— The exercise —
Using the records below, report how many lines hold "BARBOSA", with no extra text.

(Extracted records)
==*==

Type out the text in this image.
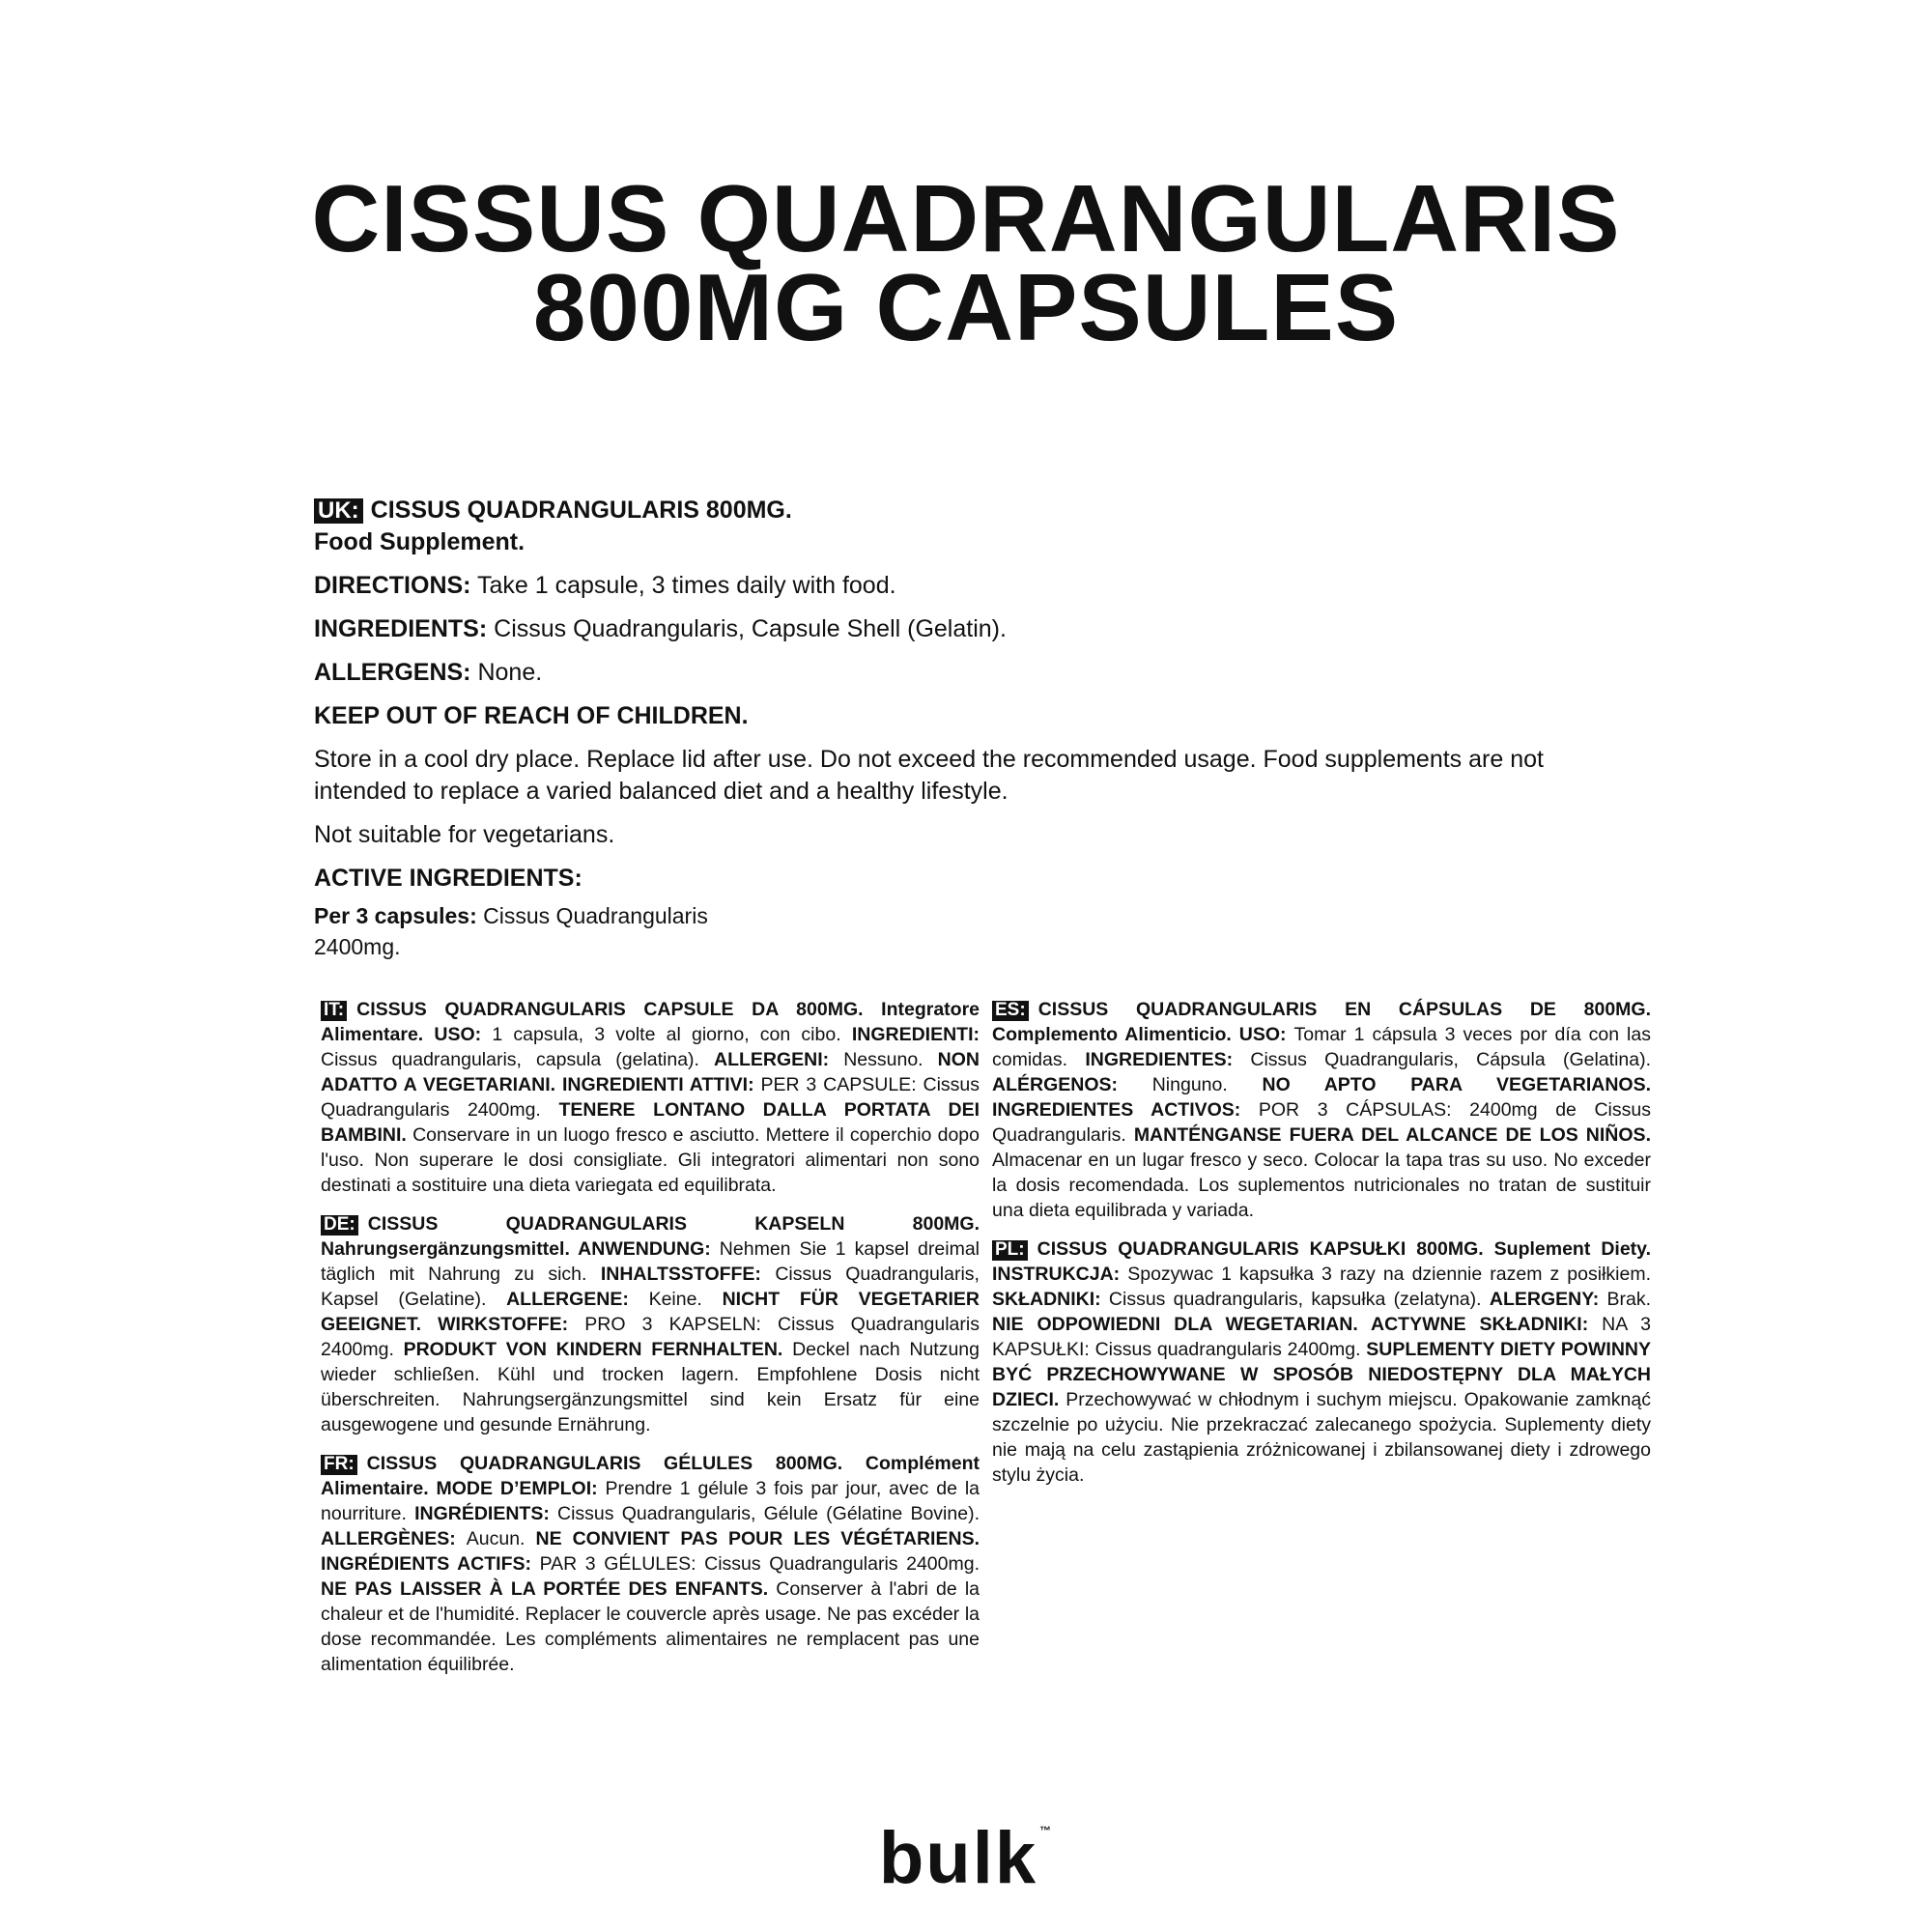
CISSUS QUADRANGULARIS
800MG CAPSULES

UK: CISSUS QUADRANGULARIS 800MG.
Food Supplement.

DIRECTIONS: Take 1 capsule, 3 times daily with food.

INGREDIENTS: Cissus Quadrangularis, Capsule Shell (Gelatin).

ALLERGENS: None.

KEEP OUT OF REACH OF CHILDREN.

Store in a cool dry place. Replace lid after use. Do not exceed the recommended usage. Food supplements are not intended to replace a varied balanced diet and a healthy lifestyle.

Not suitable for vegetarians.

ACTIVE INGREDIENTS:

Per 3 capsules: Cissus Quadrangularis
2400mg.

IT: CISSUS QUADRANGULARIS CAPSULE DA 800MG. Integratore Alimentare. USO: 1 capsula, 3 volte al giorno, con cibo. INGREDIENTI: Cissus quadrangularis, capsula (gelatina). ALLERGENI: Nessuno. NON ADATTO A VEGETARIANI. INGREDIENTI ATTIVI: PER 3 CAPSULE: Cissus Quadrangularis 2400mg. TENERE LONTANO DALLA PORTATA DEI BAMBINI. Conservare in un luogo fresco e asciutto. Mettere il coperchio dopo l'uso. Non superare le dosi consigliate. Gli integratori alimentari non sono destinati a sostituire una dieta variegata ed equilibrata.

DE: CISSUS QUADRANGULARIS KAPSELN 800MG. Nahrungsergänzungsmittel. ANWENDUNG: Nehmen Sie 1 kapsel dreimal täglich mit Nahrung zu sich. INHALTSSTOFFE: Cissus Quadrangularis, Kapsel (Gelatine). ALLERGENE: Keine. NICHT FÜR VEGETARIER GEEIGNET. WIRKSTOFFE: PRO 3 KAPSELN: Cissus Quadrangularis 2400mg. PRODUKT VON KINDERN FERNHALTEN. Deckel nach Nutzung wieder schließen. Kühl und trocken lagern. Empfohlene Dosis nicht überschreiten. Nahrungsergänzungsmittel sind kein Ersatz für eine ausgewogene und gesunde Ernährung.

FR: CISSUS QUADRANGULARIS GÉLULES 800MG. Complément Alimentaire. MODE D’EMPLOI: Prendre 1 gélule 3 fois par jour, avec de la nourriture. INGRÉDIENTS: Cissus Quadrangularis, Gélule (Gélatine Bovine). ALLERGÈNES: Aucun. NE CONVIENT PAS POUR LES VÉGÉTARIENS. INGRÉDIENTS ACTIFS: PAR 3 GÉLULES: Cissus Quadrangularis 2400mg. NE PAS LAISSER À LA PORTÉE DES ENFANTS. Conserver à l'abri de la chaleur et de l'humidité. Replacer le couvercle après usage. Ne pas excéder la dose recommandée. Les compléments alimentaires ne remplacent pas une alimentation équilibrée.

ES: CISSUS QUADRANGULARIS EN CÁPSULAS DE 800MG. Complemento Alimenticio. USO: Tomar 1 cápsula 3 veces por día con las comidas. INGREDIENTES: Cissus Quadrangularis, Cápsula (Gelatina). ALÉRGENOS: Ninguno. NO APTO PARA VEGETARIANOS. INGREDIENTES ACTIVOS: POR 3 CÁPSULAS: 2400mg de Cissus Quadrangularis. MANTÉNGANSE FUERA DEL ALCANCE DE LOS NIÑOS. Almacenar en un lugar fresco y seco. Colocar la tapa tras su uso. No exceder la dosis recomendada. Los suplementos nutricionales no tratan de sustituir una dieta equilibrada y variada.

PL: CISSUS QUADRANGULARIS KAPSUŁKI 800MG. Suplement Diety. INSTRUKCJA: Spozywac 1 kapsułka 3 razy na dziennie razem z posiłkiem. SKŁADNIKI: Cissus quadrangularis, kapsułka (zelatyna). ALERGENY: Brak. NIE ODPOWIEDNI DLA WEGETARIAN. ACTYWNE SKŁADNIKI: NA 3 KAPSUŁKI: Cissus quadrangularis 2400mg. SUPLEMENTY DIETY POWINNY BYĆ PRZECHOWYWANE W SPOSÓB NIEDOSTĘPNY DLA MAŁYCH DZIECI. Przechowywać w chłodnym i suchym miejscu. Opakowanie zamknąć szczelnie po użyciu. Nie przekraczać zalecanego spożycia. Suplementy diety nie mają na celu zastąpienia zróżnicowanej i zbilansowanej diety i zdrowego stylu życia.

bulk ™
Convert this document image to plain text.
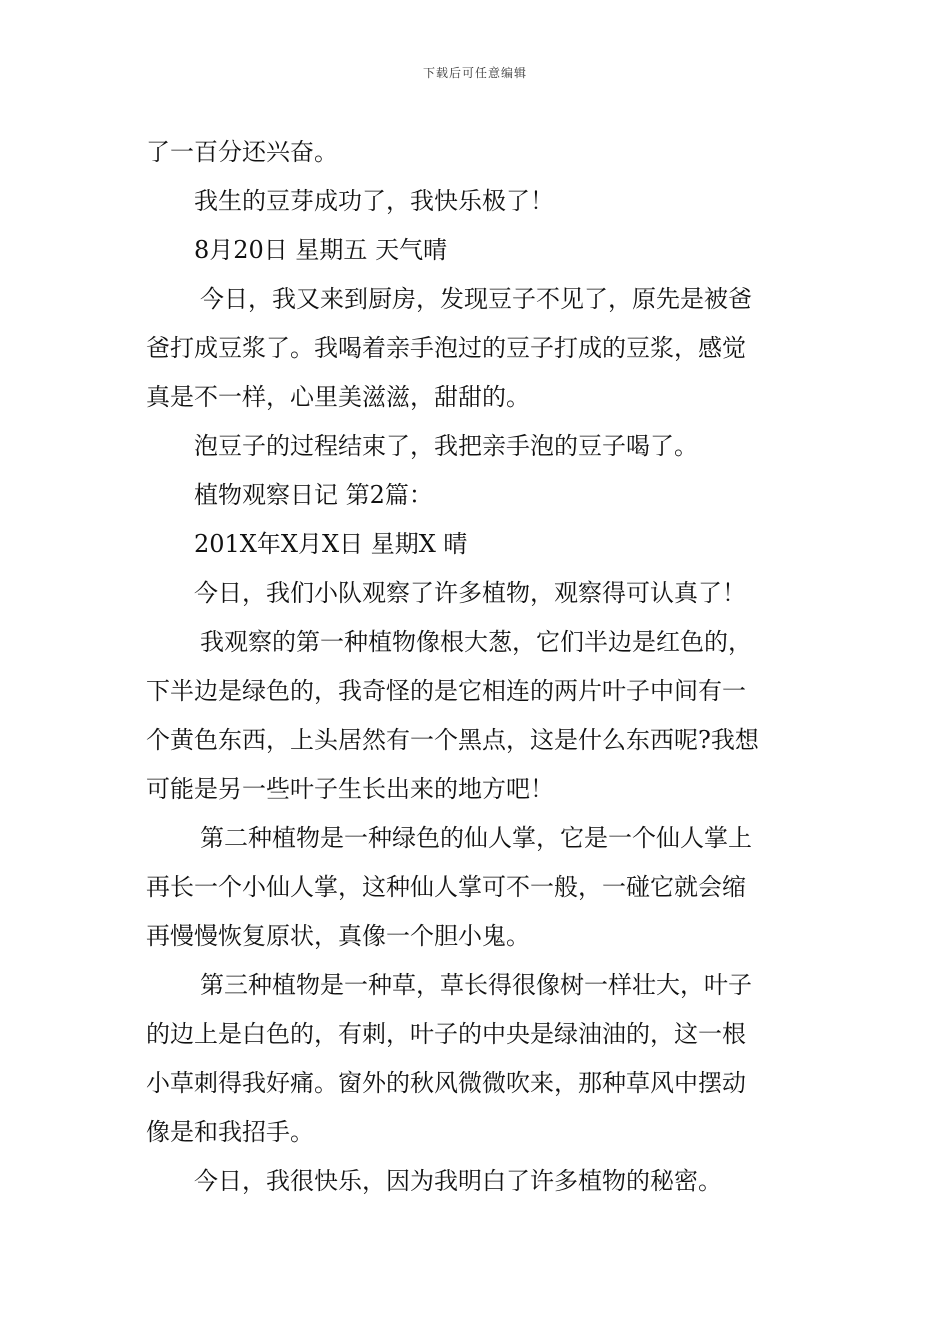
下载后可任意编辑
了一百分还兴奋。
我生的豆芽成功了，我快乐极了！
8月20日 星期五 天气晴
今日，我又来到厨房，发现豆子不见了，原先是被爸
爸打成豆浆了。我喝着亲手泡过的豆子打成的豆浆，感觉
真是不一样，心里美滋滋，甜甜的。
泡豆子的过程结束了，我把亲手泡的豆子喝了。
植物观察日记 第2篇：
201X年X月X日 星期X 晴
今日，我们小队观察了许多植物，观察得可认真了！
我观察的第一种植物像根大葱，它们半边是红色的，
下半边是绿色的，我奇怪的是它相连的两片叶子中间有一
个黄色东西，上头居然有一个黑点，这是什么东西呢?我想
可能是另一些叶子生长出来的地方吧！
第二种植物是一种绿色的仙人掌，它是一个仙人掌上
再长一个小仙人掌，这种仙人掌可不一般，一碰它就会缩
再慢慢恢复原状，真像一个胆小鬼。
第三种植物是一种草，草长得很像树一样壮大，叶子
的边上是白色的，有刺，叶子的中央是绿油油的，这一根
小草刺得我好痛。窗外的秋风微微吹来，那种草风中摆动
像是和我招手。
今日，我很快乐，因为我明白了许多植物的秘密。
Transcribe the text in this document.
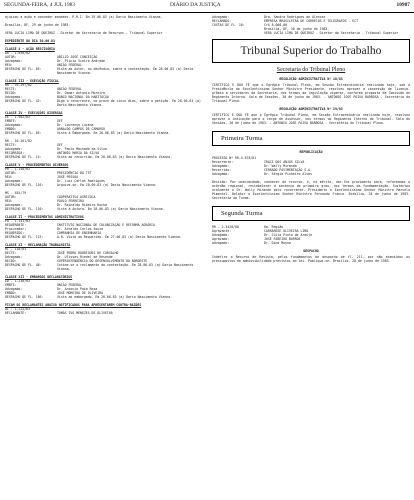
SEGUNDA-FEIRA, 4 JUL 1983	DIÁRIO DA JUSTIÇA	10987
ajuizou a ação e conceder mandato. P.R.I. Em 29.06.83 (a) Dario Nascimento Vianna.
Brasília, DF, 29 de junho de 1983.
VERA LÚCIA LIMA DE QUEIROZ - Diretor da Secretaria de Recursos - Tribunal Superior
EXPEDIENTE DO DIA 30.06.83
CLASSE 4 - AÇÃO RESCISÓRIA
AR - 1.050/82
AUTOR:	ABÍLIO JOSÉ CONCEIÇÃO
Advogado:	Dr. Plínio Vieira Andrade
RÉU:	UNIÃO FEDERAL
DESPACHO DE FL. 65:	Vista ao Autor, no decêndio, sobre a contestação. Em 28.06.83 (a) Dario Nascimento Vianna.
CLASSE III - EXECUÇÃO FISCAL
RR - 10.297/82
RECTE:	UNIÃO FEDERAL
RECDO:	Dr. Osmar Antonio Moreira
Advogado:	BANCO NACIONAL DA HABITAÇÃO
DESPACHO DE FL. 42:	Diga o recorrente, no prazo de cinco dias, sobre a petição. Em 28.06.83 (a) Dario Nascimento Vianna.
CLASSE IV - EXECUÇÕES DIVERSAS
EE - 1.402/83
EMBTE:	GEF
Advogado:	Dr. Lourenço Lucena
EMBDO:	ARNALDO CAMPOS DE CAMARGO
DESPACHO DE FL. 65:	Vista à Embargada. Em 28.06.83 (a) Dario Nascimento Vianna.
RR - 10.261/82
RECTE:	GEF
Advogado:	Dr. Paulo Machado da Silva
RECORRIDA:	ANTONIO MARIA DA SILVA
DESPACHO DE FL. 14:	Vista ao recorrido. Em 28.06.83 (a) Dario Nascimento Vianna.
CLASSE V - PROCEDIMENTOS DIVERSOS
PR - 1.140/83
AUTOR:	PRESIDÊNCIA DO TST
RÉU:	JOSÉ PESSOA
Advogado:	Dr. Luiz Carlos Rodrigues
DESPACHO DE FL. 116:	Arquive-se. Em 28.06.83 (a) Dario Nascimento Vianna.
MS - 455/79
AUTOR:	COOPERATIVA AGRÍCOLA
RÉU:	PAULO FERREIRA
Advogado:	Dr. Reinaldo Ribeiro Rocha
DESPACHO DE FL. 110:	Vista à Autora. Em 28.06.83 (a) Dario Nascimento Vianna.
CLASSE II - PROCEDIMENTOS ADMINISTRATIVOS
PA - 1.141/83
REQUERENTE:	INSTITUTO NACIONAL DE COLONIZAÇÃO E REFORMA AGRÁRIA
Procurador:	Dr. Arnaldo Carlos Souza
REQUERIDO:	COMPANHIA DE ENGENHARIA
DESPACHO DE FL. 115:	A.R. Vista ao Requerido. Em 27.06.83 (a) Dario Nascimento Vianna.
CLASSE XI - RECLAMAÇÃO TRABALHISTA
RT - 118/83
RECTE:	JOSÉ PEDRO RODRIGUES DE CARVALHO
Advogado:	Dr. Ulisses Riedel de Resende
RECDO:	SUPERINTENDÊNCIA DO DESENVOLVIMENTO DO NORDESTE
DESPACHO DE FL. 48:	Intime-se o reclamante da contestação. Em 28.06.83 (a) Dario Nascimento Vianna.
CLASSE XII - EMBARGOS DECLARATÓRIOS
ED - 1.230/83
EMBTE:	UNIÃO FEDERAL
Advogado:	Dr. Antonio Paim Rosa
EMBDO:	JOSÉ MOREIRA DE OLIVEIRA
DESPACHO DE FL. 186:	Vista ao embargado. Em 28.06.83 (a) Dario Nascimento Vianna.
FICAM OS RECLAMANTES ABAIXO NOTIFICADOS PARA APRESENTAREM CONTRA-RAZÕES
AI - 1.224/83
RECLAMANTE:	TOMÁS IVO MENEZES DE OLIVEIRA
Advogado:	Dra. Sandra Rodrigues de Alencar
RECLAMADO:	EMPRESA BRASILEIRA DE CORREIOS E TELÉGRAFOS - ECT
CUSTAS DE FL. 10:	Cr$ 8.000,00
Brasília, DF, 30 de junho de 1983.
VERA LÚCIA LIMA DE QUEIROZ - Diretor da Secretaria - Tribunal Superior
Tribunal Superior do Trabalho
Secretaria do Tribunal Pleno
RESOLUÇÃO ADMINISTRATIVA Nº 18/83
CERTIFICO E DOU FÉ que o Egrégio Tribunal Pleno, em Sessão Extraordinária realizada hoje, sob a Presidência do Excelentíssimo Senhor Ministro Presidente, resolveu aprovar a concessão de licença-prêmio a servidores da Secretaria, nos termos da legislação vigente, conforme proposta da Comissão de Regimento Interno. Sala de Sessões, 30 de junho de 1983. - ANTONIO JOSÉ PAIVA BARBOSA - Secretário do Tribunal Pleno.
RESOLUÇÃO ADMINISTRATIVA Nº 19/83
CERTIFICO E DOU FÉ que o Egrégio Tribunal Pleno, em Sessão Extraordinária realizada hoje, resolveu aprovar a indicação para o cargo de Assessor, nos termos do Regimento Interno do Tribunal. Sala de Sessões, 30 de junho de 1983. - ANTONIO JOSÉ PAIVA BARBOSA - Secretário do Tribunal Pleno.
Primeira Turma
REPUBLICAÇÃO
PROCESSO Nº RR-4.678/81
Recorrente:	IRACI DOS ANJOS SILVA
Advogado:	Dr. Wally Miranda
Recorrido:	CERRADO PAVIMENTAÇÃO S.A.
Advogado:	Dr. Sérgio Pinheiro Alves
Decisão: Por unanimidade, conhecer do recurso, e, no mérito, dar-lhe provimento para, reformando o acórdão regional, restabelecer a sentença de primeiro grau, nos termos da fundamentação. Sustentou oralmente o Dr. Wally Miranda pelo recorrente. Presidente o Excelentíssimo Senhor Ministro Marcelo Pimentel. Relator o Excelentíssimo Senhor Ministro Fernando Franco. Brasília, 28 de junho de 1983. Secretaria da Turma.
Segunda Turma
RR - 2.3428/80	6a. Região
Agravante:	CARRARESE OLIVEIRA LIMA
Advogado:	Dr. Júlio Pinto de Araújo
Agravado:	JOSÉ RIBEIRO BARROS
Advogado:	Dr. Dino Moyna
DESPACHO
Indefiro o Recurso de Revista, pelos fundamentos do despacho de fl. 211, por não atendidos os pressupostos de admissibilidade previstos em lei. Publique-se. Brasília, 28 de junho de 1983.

==*==

— Task response —
2